--- Recorded information ---
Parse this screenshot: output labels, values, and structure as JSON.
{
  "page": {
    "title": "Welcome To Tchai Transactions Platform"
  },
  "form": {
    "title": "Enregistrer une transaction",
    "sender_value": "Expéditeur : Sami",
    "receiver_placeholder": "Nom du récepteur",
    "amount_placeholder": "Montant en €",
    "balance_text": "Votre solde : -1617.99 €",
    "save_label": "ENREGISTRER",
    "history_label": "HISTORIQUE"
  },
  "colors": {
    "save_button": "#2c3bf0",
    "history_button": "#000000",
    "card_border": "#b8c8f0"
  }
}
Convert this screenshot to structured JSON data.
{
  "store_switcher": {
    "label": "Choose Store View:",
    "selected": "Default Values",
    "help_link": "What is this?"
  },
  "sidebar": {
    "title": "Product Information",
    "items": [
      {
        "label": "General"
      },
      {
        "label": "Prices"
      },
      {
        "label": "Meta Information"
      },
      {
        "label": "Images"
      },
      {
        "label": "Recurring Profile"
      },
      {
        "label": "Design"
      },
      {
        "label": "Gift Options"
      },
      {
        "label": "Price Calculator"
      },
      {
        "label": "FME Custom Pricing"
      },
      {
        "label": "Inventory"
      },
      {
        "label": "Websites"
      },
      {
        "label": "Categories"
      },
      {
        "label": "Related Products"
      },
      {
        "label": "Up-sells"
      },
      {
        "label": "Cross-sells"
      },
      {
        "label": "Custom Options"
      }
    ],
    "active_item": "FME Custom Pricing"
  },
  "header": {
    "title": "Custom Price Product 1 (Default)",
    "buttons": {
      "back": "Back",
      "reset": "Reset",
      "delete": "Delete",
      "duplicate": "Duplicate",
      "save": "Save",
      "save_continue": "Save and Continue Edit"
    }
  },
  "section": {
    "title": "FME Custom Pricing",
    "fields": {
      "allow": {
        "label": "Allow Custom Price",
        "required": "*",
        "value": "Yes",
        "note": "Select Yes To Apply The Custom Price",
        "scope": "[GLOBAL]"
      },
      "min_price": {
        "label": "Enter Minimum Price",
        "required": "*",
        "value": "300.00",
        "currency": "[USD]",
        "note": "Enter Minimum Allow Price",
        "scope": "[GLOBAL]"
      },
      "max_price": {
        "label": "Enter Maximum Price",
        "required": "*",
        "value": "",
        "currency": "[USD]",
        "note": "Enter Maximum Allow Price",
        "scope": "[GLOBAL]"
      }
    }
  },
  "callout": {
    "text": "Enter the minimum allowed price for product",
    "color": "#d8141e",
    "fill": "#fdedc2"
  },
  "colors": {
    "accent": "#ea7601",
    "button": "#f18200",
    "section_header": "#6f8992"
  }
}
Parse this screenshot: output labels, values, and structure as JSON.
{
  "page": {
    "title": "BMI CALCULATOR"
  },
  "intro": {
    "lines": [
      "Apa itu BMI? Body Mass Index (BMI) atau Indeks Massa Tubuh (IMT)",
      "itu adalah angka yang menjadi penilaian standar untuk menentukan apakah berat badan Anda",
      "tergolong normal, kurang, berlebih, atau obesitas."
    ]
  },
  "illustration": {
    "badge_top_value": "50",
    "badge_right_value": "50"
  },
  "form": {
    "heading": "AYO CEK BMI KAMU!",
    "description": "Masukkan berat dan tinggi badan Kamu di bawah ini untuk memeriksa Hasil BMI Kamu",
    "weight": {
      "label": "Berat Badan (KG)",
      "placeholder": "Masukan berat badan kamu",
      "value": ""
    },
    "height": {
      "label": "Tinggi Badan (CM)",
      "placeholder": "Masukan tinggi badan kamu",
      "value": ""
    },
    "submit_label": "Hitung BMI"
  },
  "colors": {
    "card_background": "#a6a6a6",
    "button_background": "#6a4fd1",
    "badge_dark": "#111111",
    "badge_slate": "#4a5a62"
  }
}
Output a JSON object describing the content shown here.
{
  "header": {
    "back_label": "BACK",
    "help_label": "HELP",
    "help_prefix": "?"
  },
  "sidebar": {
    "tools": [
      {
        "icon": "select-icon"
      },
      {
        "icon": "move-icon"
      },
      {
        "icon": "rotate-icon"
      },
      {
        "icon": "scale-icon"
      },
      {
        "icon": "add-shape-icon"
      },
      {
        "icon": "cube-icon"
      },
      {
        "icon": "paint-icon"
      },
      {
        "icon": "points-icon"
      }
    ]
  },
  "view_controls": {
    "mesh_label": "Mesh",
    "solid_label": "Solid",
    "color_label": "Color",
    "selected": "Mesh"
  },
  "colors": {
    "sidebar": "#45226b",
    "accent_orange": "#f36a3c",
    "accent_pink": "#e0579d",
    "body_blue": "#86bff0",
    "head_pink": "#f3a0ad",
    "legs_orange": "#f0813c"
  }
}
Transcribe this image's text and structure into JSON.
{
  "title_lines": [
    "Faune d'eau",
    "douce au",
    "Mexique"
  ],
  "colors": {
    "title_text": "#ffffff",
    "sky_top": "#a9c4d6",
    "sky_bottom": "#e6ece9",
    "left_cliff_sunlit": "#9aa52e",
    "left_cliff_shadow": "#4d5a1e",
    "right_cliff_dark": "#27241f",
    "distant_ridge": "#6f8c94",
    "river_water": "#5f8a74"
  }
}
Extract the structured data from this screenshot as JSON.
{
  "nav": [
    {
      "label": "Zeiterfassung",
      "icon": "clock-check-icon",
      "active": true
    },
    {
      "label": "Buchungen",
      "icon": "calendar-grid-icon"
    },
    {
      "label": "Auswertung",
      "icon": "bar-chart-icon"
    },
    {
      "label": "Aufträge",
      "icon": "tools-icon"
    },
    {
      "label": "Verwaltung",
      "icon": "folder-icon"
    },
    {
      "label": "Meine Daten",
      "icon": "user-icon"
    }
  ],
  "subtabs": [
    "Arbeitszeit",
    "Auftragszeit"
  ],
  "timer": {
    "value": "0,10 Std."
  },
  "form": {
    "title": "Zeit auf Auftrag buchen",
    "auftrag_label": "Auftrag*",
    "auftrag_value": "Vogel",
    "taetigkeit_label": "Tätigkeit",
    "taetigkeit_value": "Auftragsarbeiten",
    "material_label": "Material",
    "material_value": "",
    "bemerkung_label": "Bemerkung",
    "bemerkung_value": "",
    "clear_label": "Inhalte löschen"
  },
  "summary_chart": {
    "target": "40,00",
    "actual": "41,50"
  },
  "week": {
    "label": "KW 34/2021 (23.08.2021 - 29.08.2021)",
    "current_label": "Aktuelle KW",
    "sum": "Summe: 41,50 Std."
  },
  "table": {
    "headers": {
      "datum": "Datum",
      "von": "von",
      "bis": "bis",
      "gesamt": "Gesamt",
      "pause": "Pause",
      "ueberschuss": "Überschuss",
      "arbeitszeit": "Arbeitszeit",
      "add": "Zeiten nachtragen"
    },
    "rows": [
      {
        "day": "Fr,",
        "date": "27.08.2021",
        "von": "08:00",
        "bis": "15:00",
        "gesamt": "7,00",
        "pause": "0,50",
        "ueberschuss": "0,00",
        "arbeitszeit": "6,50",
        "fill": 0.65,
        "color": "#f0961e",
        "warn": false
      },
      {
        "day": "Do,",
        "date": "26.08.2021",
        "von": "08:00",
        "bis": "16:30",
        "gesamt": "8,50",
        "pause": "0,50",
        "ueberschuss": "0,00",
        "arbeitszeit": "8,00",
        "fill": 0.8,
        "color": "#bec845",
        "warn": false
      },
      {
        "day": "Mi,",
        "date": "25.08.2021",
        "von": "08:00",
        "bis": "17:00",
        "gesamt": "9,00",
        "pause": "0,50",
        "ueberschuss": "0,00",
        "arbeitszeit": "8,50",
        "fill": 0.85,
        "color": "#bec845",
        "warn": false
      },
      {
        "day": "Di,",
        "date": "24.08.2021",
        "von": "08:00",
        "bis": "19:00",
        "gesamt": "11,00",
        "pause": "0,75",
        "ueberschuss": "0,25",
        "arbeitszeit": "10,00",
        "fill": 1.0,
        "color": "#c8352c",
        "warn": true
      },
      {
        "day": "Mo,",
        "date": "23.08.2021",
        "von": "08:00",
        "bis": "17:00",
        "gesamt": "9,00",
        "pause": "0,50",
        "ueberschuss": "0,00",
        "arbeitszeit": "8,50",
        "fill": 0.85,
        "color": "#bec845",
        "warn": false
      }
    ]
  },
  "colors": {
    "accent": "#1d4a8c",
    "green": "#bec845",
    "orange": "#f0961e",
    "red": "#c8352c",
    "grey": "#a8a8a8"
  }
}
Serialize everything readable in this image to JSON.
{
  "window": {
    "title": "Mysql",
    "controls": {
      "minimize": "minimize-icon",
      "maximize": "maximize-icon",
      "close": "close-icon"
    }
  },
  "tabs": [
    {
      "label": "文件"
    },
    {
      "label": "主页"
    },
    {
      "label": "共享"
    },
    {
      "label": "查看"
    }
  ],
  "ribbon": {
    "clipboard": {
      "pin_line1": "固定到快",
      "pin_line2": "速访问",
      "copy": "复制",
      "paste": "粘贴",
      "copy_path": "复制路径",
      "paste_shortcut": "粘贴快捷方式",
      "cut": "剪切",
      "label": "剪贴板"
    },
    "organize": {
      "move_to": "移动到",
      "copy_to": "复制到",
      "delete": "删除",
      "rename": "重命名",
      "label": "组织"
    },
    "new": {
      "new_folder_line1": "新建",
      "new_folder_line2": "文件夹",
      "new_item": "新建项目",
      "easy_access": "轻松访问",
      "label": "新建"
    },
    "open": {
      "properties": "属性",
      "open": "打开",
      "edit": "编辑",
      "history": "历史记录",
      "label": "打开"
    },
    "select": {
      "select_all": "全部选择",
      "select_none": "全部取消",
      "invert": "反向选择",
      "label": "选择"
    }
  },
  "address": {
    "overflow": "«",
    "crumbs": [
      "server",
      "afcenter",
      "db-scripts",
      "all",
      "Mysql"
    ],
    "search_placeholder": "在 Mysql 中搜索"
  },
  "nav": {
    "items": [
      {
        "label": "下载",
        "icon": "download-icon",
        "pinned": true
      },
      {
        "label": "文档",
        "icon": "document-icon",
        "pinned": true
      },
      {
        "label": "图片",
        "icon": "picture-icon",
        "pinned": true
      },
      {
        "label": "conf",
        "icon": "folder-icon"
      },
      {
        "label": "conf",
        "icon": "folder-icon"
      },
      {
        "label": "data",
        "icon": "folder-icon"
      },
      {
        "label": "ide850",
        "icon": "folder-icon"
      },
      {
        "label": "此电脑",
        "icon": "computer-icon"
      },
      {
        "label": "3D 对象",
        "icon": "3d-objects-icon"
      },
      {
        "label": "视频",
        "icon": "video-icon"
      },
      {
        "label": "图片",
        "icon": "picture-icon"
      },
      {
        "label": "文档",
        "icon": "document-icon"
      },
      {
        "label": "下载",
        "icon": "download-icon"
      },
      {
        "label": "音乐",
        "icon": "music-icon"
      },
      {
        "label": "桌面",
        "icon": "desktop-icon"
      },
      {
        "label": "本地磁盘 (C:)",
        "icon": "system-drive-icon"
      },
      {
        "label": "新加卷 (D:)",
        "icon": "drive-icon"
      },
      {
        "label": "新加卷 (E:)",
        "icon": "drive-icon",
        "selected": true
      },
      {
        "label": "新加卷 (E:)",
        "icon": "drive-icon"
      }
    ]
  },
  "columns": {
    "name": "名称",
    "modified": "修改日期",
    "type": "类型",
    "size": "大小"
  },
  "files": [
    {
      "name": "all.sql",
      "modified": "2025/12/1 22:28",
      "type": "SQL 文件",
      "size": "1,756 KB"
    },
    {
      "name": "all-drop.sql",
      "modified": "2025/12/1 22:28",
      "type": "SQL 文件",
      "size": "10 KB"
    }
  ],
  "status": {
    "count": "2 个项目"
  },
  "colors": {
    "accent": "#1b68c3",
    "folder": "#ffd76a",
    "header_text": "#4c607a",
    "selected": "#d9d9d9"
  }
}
---
Problem requirements:
Locate all lines that include the word "download" and copy them out.

Result of this exercise:
        "icon": "download-icon",
        "icon": "download-icon"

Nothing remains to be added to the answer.